Which lines include the word "Performance"? Copy each of them.

────

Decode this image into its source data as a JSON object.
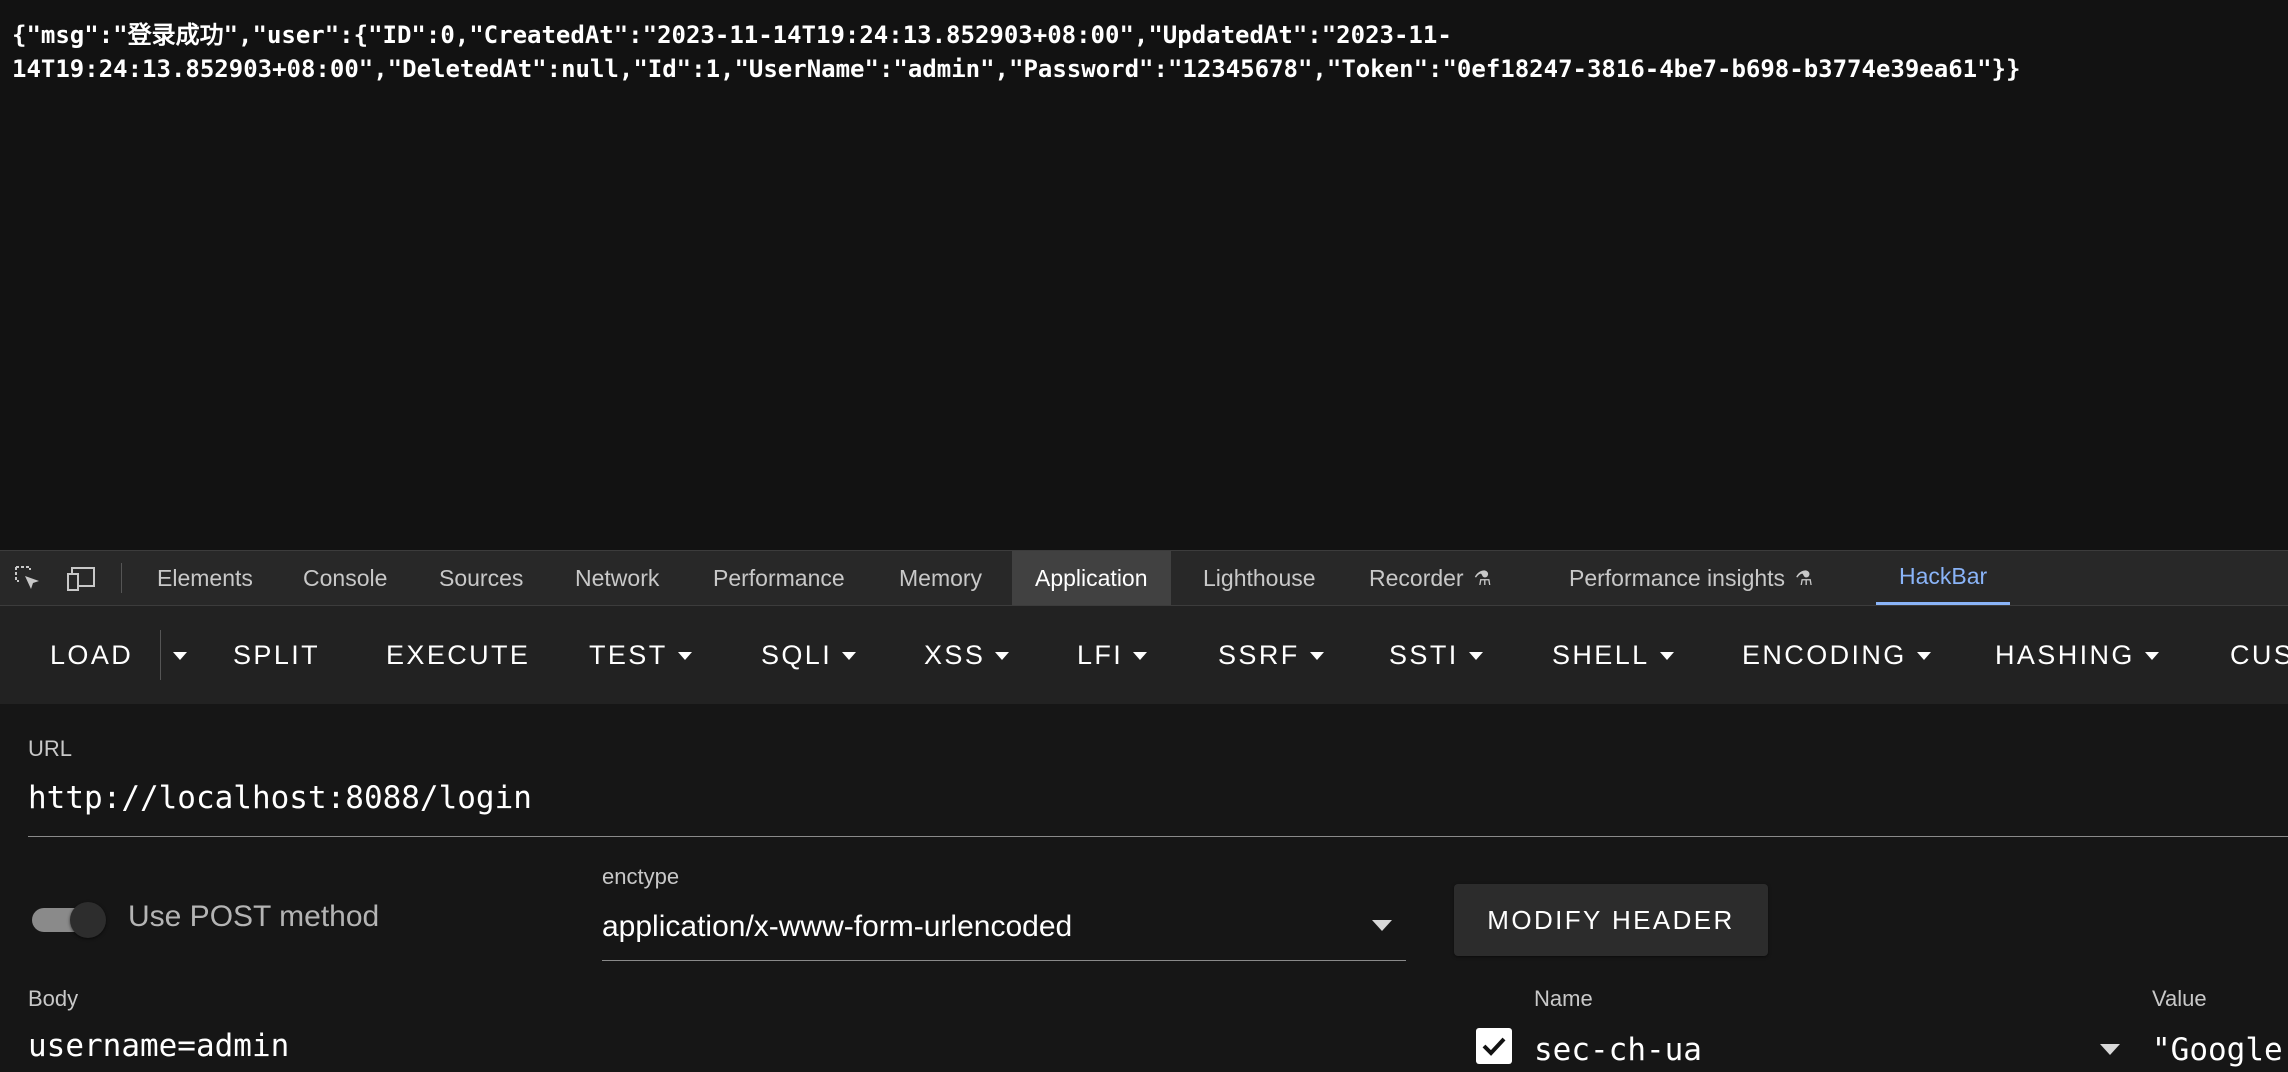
{
  "response": {
    "line1": "{\"msg\":\"登录成功\",\"user\":{\"ID\":0,\"CreatedAt\":\"2023-11-14T19:24:13.852903+08:00\",\"UpdatedAt\":\"2023-11-",
    "line2": "14T19:24:13.852903+08:00\",\"DeletedAt\":null,\"Id\":1,\"UserName\":\"admin\",\"Password\":\"12345678\",\"Token\":\"0ef18247-3816-4be7-b698-b3774e39ea61\"}}"
  },
  "devtools": {
    "tabs": [
      {
        "label": "Elements"
      },
      {
        "label": "Console"
      },
      {
        "label": "Sources"
      },
      {
        "label": "Network"
      },
      {
        "label": "Performance"
      },
      {
        "label": "Memory"
      },
      {
        "label": "Application",
        "active": true
      },
      {
        "label": "Lighthouse"
      },
      {
        "label": "Recorder",
        "experimental": true
      },
      {
        "label": "Performance insights",
        "experimental": true
      },
      {
        "label": "HackBar",
        "selected": true
      }
    ]
  },
  "hackbar": {
    "menu": [
      "LOAD",
      "SPLIT",
      "EXECUTE",
      "TEST",
      "SQLI",
      "XSS",
      "LFI",
      "SSRF",
      "SSTI",
      "SHELL",
      "ENCODING",
      "HASHING",
      "CUS"
    ],
    "url_label": "URL",
    "url_value": "http://localhost:8088/login",
    "use_post_label": "Use POST method",
    "use_post_enabled": true,
    "enctype_label": "enctype",
    "enctype_value": "application/x-www-form-urlencoded",
    "modify_header_label": "MODIFY HEADER",
    "body_label": "Body",
    "body_value": "username=admin",
    "headers_name_label": "Name",
    "headers_value_label": "Value",
    "header_row": {
      "checked": true,
      "name": "sec-ch-ua",
      "value": "\"Google"
    }
  },
  "colors": {
    "background": "#121212",
    "toolbar": "#282828",
    "accent": "#8ab4f8"
  }
}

────

SOLUTION TO THE EXERCISE:
        "label": "Performance"
        "label": "Performance insights",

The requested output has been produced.